Do this
Turn the lines of the records from the one holding "band: [194, 72, 232, 510]" through the end, inclusive, into a Markdown table with the columns No. and Entry, numbering each row and omitting blank lines.
::: Entries provided :::
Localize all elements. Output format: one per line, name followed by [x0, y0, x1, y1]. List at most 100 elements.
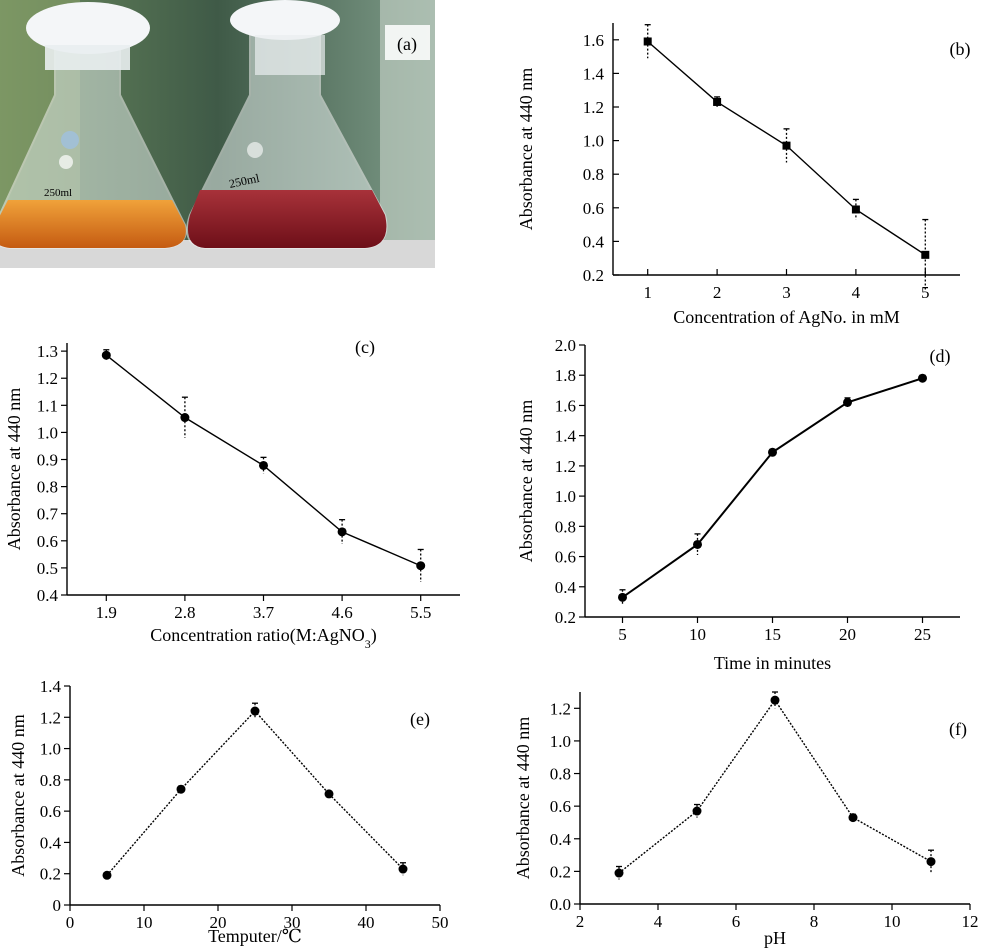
y-tick-label: 0.6: [555, 548, 576, 567]
x-tick-label: 4: [852, 283, 861, 302]
y-tick-label: 1.6: [555, 396, 576, 415]
y-tick-label: 0.8: [37, 478, 58, 497]
x-tick-label: 50: [432, 913, 449, 932]
flask-photo: 250ml 250ml (a): [0, 0, 435, 268]
data-point: [618, 592, 627, 602]
data-point: [259, 460, 268, 470]
chart-c: 1.9 2.8 3.7 4.6 5.5 0.4 0.5 0.6 0.7 0.8 0.9 1.0 1.1 1…: [4, 337, 460, 651]
y-tick-label: 1.2: [40, 708, 61, 727]
data-point: [713, 97, 722, 106]
y-tick-label: 1.2: [550, 699, 571, 718]
data-point: [770, 695, 780, 705]
x-tick-label: 10: [884, 912, 901, 931]
y-tick-label: 1.4: [40, 677, 62, 696]
x-axis-title: Concentration ratio(M:AgNO3): [150, 625, 376, 651]
data-point: [180, 413, 190, 423]
x-tick-label: 5: [618, 625, 627, 644]
x-tick-label: 10: [689, 625, 706, 644]
y-tick-label: 0.5: [37, 559, 58, 578]
left-flask-liquid: [0, 200, 186, 248]
right-flask-liquid: [187, 190, 387, 248]
panel-label: (d): [930, 346, 951, 367]
y-tick-label: 0.8: [555, 517, 576, 536]
chart-f: 2 4 6 8 10 12 0.0 0.2 0.4 0.6 0.8 1.0 1.2 pH Absorbanc…: [513, 691, 979, 948]
left-flask-cotton-plug: [26, 2, 150, 54]
y-tick-label: 0.6: [583, 199, 604, 218]
left-flask-volume-mark: 250ml: [44, 187, 72, 199]
data-point: [918, 373, 927, 383]
x-axis-title: Temputer/℃: [208, 926, 302, 946]
y-tick-label: 1.0: [40, 740, 61, 759]
y-tick-label: 0.6: [40, 802, 61, 821]
y-tick-label: 0.4: [583, 232, 605, 251]
x-tick-label: 6: [732, 912, 741, 931]
y-tick-label: 0.4: [555, 578, 577, 597]
x-tick-label: 5.5: [410, 603, 431, 622]
y-tick-label: 1.2: [555, 457, 576, 476]
y-axis-title: Absorbance at 440 nm: [4, 388, 24, 550]
data-point: [324, 789, 334, 799]
y-tick-label: 0.6: [550, 797, 571, 816]
x-axis-title: Concentration of AgNo. in mM: [673, 307, 899, 327]
data-point: [101, 350, 111, 360]
x-tick-label: 0: [66, 913, 75, 932]
y-tick-label: 0.2: [555, 608, 576, 627]
data-point: [398, 864, 408, 874]
x-axis-title: Time in minutes: [714, 653, 831, 673]
y-tick-label: 0.8: [550, 765, 571, 784]
y-tick-label: 1.2: [37, 369, 58, 388]
y-tick-label: 0.2: [550, 862, 571, 881]
y-tick-label: 1.6: [583, 31, 604, 50]
series-line: [106, 709, 404, 876]
chart-d: 5 10 15 20 25 0.2 0.4 0.6 0.8 1.0 1.2 1.4 1.6 1.8 2.0 T…: [516, 336, 960, 673]
y-tick-label: 1.2: [583, 98, 604, 117]
y-tick-label: 0.4: [37, 586, 59, 605]
y-axis-title: Absorbance at 440 nm: [513, 717, 533, 879]
data-point: [848, 813, 858, 823]
panel-label: (c): [355, 337, 375, 358]
x-tick-label: 10: [136, 913, 153, 932]
panel-label: (f): [949, 719, 967, 740]
panel-label: (b): [950, 39, 971, 60]
y-tick-label: 0.4: [550, 830, 572, 849]
y-tick-label: 1.0: [37, 423, 58, 442]
y-tick-label: 0.2: [40, 865, 61, 884]
x-tick-label: 2: [713, 283, 722, 302]
chart-b: 1 2 3 4 5 0.2 0.4 0.6 0.8 1.0 1.2 1.4 1.6 Concentrati…: [516, 23, 971, 327]
data-point: [102, 870, 112, 880]
right-flask-cotton-plug: [230, 0, 340, 40]
x-tick-label: 25: [914, 625, 931, 644]
left-flask: 250ml: [0, 2, 187, 249]
y-tick-label: 1.0: [583, 132, 604, 151]
data-point: [693, 539, 702, 549]
y-tick-label: 1.0: [550, 732, 571, 751]
x-tick-label: 15: [764, 625, 781, 644]
y-tick-label: 0.8: [40, 771, 61, 790]
y-tick-label: 0.9: [37, 451, 58, 470]
data-point: [337, 527, 347, 537]
data-point: [692, 806, 702, 816]
y-tick-label: 0.7: [37, 505, 59, 524]
x-tick-label: 2.8: [174, 603, 195, 622]
y-axis-title: Absorbance at 440 nm: [516, 400, 536, 562]
data-point: [921, 250, 930, 259]
y-tick-label: 1.1: [37, 396, 58, 415]
data-point: [782, 141, 791, 150]
x-tick-label: 8: [810, 912, 819, 931]
x-tick-label: 20: [839, 625, 856, 644]
x-tick-label: 1: [643, 283, 652, 302]
y-tick-label: 0.8: [583, 165, 604, 184]
series-line: [618, 698, 932, 874]
x-tick-label: 12: [962, 912, 979, 931]
y-tick-label: 1.4: [583, 64, 605, 83]
y-axis-title: Absorbance at 440 nm: [8, 714, 28, 876]
y-tick-label: 1.0: [555, 487, 576, 506]
y-tick-label: 0.4: [40, 833, 62, 852]
data-point: [416, 561, 426, 571]
data-point: [614, 868, 624, 878]
panel-label: (e): [410, 709, 430, 730]
y-tick-label: 1.4: [555, 427, 577, 446]
y-tick-label: 1.3: [37, 342, 58, 361]
y-tick-label: 2.0: [555, 336, 576, 355]
data-point: [643, 37, 652, 46]
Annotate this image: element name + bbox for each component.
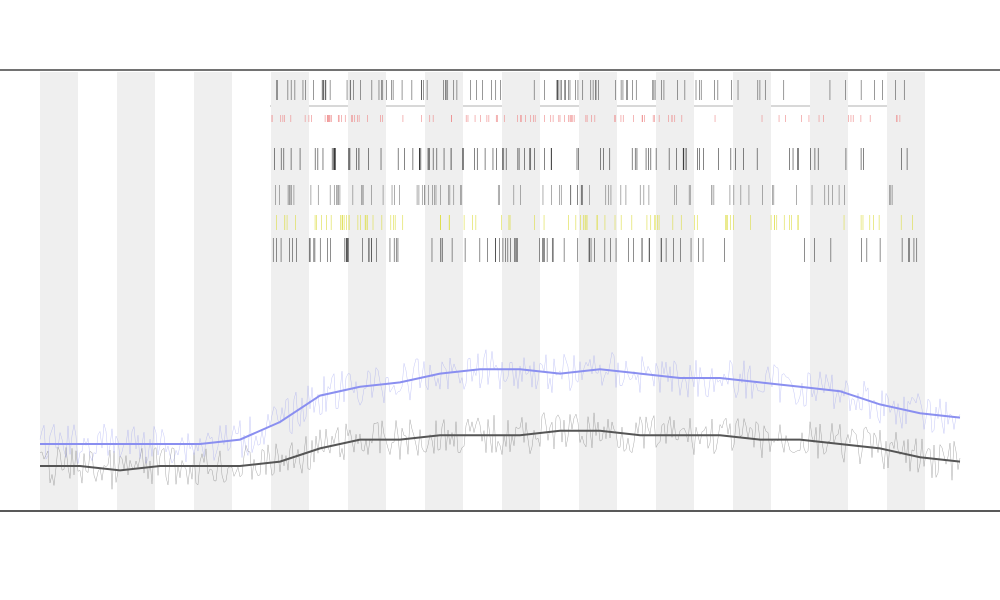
band: [194, 72, 232, 510]
band: [502, 72, 540, 510]
band: [117, 72, 155, 510]
band: [271, 72, 309, 510]
event-ticks: [271, 80, 918, 262]
bands: [40, 72, 925, 510]
band: [579, 72, 617, 510]
series-line: [40, 429, 961, 472]
series: [39, 349, 961, 490]
series-noise: [39, 411, 961, 490]
band: [810, 72, 848, 510]
series-line: [40, 368, 961, 445]
band: [656, 72, 694, 510]
band: [887, 72, 925, 510]
series-noise: [39, 349, 961, 464]
band: [733, 72, 771, 510]
band: [348, 72, 386, 510]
:::
The result
| No. | Entry |
|---|---|
| 1 | band: [194, 72, 232, 510] |
| 2 | band: [502, 72, 540, 510] |
| 3 | band: [117, 72, 155, 510] |
| 4 | band: [271, 72, 309, 510] |
| 5 | event-ticks: [271, 80, 918, 262] |
| 6 | bands: [40, 72, 925, 510] |
| 7 | band: [579, 72, 617, 510] |
| 8 | series-line: [40, 429, 961, 472] |
| 9 | series: [39, 349, 961, 490] |
| 10 | series-noise: [39, 411, 961, 490] |
| 11 | band: [810, 72, 848, 510] |
| 12 | series-line: [40, 368, 961, 445] |
| 13 | band: [656, 72, 694, 510] |
| 14 | band: [887, 72, 925, 510] |
| 15 | series-noise: [39, 349, 961, 464] |
| 16 | band: [733, 72, 771, 510] |
| 17 | band: [348, 72, 386, 510] |